--- START Supplied information ---

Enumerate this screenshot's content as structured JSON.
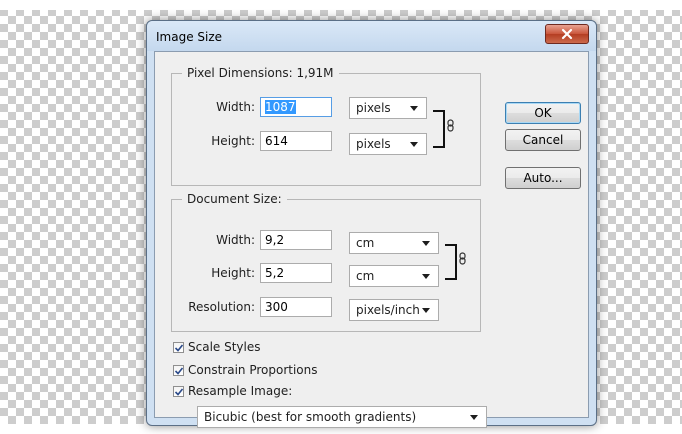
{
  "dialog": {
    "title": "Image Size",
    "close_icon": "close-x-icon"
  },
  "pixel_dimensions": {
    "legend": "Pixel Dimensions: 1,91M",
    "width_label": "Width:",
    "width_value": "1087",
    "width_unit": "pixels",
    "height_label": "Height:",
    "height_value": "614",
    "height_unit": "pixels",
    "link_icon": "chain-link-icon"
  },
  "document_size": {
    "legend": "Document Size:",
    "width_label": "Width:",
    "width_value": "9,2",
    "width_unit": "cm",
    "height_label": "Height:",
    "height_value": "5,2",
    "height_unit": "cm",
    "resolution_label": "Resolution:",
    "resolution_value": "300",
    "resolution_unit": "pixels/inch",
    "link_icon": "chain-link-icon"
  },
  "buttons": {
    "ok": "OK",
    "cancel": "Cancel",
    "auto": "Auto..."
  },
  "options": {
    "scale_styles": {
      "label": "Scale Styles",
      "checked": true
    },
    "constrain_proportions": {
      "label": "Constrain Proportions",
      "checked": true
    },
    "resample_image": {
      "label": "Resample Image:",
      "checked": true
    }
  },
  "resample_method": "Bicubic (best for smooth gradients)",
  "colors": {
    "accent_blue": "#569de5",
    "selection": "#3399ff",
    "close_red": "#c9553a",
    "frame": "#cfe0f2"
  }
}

--- END Supplied information ---
--- START Supplied information ---

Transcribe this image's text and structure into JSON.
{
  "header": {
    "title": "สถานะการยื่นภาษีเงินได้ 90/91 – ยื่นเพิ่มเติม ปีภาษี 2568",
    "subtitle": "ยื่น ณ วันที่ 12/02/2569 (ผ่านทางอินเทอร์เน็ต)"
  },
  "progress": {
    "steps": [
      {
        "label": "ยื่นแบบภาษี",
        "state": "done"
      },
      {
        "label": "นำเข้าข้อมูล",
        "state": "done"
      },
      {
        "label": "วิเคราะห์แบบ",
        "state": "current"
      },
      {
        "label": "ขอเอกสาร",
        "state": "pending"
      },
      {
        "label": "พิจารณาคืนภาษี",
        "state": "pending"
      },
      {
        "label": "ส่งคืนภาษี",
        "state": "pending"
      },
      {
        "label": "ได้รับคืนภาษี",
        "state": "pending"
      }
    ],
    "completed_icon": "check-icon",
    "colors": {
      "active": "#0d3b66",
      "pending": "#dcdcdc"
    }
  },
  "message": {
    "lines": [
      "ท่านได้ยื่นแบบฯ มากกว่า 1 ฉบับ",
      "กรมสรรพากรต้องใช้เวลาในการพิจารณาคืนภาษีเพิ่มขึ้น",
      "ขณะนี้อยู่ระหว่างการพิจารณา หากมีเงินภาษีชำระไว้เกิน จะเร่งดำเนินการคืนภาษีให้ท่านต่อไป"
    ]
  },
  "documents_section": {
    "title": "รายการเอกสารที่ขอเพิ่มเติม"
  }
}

--- END Supplied information ---

_Prompt_.
Filter the entries down to the lines containing "นภาษ". Copy each of those lines.

_Written solution_.
    "title": "สถานะการยื่นภาษีเงินได้ 90/91 – ยื่นเพิ่มเติม ปีภาษี 2568",
        "label": "พิจารณาคืนภาษี",
        "label": "ส่งคืนภาษี",
        "label": "ได้รับคืนภาษี",
      "กรมสรรพากรต้องใช้เวลาในการพิจารณาคืนภาษีเพิ่มขึ้น",
      "ขณะนี้อยู่ระหว่างการพิจารณา หากมีเงินภาษีชำระไว้เกิน จะเร่งดำเนินการคืนภาษีให้ท่านต่อไป"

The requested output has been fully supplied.